### PROVIDED ENTRIES
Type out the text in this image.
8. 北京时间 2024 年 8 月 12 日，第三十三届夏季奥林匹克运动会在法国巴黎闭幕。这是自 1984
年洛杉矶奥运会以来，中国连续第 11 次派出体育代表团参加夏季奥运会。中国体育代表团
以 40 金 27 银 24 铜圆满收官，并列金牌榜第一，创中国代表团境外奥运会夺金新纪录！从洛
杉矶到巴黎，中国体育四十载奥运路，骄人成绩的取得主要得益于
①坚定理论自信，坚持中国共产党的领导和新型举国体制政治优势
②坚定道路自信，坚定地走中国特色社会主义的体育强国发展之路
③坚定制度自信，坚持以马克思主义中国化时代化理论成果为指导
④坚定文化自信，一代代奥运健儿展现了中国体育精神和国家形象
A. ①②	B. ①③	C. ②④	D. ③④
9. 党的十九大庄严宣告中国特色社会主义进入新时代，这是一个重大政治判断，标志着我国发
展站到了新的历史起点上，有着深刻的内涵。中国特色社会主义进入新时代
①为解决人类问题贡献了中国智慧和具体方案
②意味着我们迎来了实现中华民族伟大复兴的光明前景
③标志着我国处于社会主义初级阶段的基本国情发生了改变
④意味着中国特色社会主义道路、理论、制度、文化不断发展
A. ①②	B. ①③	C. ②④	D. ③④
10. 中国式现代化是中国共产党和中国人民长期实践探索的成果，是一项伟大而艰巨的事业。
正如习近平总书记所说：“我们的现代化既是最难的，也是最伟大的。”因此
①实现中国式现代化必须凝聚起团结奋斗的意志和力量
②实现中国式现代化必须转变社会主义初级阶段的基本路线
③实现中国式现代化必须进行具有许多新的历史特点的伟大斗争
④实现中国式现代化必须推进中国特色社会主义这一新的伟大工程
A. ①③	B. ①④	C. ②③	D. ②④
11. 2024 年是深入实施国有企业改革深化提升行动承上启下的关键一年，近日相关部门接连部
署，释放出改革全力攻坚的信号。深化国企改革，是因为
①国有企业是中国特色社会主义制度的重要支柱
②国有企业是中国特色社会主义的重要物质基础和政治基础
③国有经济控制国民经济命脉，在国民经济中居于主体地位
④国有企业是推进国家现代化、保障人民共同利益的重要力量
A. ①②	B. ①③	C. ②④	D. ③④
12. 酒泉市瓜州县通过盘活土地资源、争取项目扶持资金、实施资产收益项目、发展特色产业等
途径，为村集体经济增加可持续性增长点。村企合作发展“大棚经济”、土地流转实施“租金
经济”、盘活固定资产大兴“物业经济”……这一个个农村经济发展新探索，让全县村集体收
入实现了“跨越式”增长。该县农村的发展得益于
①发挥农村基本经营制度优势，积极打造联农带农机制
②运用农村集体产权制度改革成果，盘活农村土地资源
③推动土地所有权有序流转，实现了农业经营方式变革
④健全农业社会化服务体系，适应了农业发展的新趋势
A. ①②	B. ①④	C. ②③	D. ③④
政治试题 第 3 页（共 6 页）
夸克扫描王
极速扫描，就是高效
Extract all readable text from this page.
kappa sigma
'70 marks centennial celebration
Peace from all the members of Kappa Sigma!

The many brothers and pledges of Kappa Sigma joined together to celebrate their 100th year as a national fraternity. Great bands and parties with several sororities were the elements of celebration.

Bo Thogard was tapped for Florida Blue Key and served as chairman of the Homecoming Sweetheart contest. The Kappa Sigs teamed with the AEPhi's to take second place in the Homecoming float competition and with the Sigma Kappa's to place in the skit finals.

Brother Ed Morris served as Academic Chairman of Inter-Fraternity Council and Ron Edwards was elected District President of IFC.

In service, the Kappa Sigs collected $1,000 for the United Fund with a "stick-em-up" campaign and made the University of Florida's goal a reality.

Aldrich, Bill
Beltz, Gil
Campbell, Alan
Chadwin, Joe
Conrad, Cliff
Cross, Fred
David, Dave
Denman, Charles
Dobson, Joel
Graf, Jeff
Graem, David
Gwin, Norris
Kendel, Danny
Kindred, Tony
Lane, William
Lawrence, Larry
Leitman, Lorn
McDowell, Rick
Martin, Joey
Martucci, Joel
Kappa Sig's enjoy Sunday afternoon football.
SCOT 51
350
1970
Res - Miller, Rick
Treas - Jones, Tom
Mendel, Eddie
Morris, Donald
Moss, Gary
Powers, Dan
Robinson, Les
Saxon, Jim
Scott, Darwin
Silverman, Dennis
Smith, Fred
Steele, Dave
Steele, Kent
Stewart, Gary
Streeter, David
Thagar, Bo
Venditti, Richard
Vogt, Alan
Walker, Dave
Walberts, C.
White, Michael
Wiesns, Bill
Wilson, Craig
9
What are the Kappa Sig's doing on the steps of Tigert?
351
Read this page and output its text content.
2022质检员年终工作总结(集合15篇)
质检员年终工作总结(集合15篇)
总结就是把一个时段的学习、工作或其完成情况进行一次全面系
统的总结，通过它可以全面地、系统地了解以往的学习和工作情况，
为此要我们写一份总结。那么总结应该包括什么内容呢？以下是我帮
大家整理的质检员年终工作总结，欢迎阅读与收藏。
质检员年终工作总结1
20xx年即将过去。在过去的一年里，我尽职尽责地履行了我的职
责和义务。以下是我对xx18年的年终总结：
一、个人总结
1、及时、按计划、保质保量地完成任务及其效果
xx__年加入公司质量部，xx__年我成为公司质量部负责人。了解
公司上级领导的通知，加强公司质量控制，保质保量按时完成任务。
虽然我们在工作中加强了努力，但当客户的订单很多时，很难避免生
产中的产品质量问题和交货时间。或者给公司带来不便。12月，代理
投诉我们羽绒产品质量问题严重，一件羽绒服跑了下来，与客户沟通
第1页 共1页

### EXERCISE DESCRIPTION
Copy out the whole listing exactly.

### RIGHT ANSWER
Type out the text in this image.
8. 北京时间 2024 年 8 月 12 日，第三十三届夏季奥林匹克运动会在法国巴黎闭幕。这是自 1984
年洛杉矶奥运会以来，中国连续第 11 次派出体育代表团参加夏季奥运会。中国体育代表团
以 40 金 27 银 24 铜圆满收官，并列金牌榜第一，创中国代表团境外奥运会夺金新纪录！从洛
杉矶到巴黎，中国体育四十载奥运路，骄人成绩的取得主要得益于
①坚定理论自信，坚持中国共产党的领导和新型举国体制政治优势
②坚定道路自信，坚定地走中国特色社会主义的体育强国发展之路
③坚定制度自信，坚持以马克思主义中国化时代化理论成果为指导
④坚定文化自信，一代代奥运健儿展现了中国体育精神和国家形象
A. ①②	B. ①③	C. ②④	D. ③④
9. 党的十九大庄严宣告中国特色社会主义进入新时代，这是一个重大政治判断，标志着我国发
展站到了新的历史起点上，有着深刻的内涵。中国特色社会主义进入新时代
①为解决人类问题贡献了中国智慧和具体方案
②意味着我们迎来了实现中华民族伟大复兴的光明前景
③标志着我国处于社会主义初级阶段的基本国情发生了改变
④意味着中国特色社会主义道路、理论、制度、文化不断发展
A. ①②	B. ①③	C. ②④	D. ③④
10. 中国式现代化是中国共产党和中国人民长期实践探索的成果，是一项伟大而艰巨的事业。
正如习近平总书记所说：“我们的现代化既是最难的，也是最伟大的。”因此
①实现中国式现代化必须凝聚起团结奋斗的意志和力量
②实现中国式现代化必须转变社会主义初级阶段的基本路线
③实现中国式现代化必须进行具有许多新的历史特点的伟大斗争
④实现中国式现代化必须推进中国特色社会主义这一新的伟大工程
A. ①③	B. ①④	C. ②③	D. ②④
11. 2024 年是深入实施国有企业改革深化提升行动承上启下的关键一年，近日相关部门接连部
署，释放出改革全力攻坚的信号。深化国企改革，是因为
①国有企业是中国特色社会主义制度的重要支柱
②国有企业是中国特色社会主义的重要物质基础和政治基础
③国有经济控制国民经济命脉，在国民经济中居于主体地位
④国有企业是推进国家现代化、保障人民共同利益的重要力量
A. ①②	B. ①③	C. ②④	D. ③④
12. 酒泉市瓜州县通过盘活土地资源、争取项目扶持资金、实施资产收益项目、发展特色产业等
途径，为村集体经济增加可持续性增长点。村企合作发展“大棚经济”、土地流转实施“租金
经济”、盘活固定资产大兴“物业经济”……这一个个农村经济发展新探索，让全县村集体收
入实现了“跨越式”增长。该县农村的发展得益于
①发挥农村基本经营制度优势，积极打造联农带农机制
②运用农村集体产权制度改革成果，盘活农村土地资源
③推动土地所有权有序流转，实现了农业经营方式变革
④健全农业社会化服务体系，适应了农业发展的新趋势
A. ①②	B. ①④	C. ②③	D. ③④
政治试题 第 3 页（共 6 页）
夸克扫描王
极速扫描，就是高效
Extract all readable text from this page.
kappa sigma
'70 marks centennial celebration
Peace from all the members of Kappa Sigma!

The many brothers and pledges of Kappa Sigma joined together to celebrate their 100th year as a national fraternity. Great bands and parties with several sororities were the elements of celebration.

Bo Thogard was tapped for Florida Blue Key and served as chairman of the Homecoming Sweetheart contest. The Kappa Sigs teamed with the AEPhi's to take second place in the Homecoming float competition and with the Sigma Kappa's to place in the skit finals.

Brother Ed Morris served as Academic Chairman of Inter-Fraternity Council and Ron Edwards was elected District President of IFC.

In service, the Kappa Sigs collected $1,000 for the United Fund with a "stick-em-up" campaign and made the University of Florida's goal a reality.

Aldrich, Bill
Beltz, Gil
Campbell, Alan
Chadwin, Joe
Conrad, Cliff
Cross, Fred
David, Dave
Denman, Charles
Dobson, Joel
Graf, Jeff
Graem, David
Gwin, Norris
Kendel, Danny
Kindred, Tony
Lane, William
Lawrence, Larry
Leitman, Lorn
McDowell, Rick
Martin, Joey
Martucci, Joel
Kappa Sig's enjoy Sunday afternoon football.
SCOT 51
350
1970
Res - Miller, Rick
Treas - Jones, Tom
Mendel, Eddie
Morris, Donald
Moss, Gary
Powers, Dan
Robinson, Les
Saxon, Jim
Scott, Darwin
Silverman, Dennis
Smith, Fred
Steele, Dave
Steele, Kent
Stewart, Gary
Streeter, David
Thagar, Bo
Venditti, Richard
Vogt, Alan
Walker, Dave
Walberts, C.
White, Michael
Wiesns, Bill
Wilson, Craig
9
What are the Kappa Sig's doing on the steps of Tigert?
351
Read this page and output its text content.
2022质检员年终工作总结(集合15篇)
质检员年终工作总结(集合15篇)
总结就是把一个时段的学习、工作或其完成情况进行一次全面系
统的总结，通过它可以全面地、系统地了解以往的学习和工作情况，
为此要我们写一份总结。那么总结应该包括什么内容呢？以下是我帮
大家整理的质检员年终工作总结，欢迎阅读与收藏。
质检员年终工作总结1
20xx年即将过去。在过去的一年里，我尽职尽责地履行了我的职
责和义务。以下是我对xx18年的年终总结：
一、个人总结
1、及时、按计划、保质保量地完成任务及其效果
xx__年加入公司质量部，xx__年我成为公司质量部负责人。了解
公司上级领导的通知，加强公司质量控制，保质保量按时完成任务。
虽然我们在工作中加强了努力，但当客户的订单很多时，很难避免生
产中的产品质量问题和交货时间。或者给公司带来不便。12月，代理
投诉我们羽绒产品质量问题严重，一件羽绒服跑了下来，与客户沟通
第1页 共1页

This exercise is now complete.